* Recorded data
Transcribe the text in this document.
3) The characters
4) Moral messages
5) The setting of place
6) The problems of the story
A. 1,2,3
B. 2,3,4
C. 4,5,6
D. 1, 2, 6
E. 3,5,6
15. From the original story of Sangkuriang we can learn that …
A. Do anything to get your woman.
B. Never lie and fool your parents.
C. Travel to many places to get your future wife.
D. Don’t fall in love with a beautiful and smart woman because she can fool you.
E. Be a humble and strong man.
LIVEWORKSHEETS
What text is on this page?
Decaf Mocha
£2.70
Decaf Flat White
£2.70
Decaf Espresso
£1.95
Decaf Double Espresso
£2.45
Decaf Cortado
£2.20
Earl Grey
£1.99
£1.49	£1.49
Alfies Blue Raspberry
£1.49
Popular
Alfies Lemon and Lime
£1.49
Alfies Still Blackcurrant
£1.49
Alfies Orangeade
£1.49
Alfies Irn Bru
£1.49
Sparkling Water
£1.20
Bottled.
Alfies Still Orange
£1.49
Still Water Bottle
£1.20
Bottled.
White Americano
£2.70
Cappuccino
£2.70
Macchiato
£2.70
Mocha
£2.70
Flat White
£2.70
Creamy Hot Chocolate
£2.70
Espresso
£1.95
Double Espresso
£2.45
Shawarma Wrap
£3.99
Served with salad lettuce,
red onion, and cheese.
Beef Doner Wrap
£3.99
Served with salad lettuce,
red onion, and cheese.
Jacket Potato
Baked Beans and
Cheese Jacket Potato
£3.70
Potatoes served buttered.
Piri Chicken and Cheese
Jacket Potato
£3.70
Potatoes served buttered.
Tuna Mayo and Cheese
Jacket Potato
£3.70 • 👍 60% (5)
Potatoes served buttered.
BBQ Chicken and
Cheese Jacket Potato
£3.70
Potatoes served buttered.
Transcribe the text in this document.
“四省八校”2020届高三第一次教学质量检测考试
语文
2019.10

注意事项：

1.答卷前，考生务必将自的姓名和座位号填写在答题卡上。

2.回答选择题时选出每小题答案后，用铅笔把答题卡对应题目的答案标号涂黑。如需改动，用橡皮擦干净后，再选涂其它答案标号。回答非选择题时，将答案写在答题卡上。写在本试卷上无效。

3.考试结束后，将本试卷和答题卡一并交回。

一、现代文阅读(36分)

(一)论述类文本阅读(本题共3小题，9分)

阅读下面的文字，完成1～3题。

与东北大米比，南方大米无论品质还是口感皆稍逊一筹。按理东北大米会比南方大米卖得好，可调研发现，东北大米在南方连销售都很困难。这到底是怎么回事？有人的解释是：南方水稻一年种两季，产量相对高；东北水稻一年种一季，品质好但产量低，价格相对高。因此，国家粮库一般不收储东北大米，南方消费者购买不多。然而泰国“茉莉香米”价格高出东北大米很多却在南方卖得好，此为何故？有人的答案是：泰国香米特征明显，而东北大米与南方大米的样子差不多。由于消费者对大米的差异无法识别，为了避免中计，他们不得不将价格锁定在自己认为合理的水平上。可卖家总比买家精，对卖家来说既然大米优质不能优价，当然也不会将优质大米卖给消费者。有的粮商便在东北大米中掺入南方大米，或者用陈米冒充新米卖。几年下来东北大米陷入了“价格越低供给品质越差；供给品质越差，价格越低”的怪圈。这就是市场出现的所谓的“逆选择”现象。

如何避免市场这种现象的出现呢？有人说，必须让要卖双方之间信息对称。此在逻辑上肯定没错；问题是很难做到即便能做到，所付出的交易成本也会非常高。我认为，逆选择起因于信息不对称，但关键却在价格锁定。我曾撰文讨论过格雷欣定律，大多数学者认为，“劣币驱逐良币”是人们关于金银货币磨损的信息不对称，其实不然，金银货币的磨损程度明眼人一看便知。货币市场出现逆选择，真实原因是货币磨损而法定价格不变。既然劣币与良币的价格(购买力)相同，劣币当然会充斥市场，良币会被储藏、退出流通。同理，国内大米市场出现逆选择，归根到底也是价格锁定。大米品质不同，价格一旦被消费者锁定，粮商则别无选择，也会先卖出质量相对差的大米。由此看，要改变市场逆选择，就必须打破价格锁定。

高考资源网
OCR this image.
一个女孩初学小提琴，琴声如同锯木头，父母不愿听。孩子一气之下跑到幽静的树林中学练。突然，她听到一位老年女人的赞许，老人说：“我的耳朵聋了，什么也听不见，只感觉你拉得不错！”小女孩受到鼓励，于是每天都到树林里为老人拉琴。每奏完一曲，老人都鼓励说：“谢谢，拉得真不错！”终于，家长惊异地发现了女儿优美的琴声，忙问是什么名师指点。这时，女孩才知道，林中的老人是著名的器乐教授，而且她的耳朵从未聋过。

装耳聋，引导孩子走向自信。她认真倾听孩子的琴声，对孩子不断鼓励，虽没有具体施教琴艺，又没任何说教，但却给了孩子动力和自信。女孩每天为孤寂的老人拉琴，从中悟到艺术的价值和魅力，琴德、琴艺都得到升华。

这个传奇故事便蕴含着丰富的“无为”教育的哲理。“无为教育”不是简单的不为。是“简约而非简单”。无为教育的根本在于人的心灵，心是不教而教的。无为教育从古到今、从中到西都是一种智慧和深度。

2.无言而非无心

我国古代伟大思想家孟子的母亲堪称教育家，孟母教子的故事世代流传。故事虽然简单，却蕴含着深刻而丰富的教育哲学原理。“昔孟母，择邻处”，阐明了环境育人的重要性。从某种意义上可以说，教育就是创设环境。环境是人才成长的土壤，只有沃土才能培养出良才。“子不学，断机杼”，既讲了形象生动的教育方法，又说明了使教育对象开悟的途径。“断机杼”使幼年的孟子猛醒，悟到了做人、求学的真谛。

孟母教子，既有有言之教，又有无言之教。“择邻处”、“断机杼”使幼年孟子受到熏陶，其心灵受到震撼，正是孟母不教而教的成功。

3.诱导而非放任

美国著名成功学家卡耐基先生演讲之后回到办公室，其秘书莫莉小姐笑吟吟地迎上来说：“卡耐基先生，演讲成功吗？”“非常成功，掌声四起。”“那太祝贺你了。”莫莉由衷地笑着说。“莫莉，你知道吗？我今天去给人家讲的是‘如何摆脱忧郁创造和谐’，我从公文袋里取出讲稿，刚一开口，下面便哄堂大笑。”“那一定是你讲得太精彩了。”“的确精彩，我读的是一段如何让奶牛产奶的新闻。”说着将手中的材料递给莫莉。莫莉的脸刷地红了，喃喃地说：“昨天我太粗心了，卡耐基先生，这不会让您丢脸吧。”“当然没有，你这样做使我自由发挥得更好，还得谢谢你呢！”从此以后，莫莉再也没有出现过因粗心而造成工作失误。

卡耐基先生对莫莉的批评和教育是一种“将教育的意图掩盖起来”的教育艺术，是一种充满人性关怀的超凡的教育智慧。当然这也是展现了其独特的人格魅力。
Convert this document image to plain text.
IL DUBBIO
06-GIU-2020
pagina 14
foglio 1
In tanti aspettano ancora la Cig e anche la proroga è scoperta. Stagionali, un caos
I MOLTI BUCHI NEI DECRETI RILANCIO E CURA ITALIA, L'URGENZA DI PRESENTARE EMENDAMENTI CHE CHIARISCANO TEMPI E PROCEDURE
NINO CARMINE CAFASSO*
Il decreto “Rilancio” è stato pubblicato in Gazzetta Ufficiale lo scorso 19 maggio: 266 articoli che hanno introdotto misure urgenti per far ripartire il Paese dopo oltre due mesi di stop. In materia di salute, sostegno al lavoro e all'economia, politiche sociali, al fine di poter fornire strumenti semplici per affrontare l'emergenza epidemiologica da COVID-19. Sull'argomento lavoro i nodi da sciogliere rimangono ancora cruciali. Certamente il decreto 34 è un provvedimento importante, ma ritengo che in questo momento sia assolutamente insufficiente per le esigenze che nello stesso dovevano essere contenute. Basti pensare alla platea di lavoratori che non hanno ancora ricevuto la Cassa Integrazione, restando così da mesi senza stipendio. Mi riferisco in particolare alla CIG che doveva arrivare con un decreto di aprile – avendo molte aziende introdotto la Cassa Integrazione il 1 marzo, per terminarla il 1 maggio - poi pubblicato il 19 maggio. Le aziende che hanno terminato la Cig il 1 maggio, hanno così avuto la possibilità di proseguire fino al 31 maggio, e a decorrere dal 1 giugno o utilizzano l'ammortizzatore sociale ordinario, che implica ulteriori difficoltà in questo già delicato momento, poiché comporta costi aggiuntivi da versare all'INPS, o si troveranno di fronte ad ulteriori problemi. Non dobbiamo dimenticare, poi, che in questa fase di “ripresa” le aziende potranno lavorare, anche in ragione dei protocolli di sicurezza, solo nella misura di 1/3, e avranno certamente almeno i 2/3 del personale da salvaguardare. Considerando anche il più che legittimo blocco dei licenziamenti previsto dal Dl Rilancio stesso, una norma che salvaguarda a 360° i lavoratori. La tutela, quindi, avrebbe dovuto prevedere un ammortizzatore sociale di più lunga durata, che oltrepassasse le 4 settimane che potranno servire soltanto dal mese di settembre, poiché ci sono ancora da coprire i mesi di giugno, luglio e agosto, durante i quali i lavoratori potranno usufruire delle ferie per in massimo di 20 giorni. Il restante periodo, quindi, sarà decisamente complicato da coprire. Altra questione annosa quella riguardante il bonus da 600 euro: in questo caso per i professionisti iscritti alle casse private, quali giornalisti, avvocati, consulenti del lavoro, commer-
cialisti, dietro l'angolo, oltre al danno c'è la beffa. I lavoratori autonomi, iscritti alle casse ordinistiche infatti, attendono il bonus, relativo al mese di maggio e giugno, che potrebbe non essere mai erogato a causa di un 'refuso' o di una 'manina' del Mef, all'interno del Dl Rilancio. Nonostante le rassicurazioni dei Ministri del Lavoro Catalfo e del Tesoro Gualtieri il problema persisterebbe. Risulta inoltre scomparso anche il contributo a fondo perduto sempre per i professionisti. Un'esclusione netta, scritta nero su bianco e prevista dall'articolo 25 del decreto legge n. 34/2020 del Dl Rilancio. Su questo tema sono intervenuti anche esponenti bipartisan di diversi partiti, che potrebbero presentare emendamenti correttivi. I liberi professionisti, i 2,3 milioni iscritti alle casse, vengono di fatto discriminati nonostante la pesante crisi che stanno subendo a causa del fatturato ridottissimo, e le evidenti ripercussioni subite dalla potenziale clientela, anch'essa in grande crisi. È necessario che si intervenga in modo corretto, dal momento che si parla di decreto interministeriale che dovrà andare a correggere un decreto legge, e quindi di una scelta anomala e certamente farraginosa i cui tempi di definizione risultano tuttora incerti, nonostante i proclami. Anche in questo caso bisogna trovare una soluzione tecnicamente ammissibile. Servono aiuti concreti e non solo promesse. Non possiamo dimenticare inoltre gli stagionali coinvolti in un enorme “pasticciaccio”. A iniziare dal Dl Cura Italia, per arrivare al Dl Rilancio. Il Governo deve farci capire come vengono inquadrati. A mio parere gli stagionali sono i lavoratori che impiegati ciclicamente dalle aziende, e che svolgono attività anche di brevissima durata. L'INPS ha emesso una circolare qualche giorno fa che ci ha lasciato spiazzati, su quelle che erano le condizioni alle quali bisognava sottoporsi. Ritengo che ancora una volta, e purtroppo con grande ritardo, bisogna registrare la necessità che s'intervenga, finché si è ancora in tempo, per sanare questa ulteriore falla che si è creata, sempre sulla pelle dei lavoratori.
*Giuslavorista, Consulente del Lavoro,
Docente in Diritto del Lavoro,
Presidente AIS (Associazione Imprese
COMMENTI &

* Do this
Select and copy every line from the records that includes the word "woman".

* Full response
A. Do anything to get your woman.
D. Don’t fall in love with a beautiful and smart woman because she can fool you.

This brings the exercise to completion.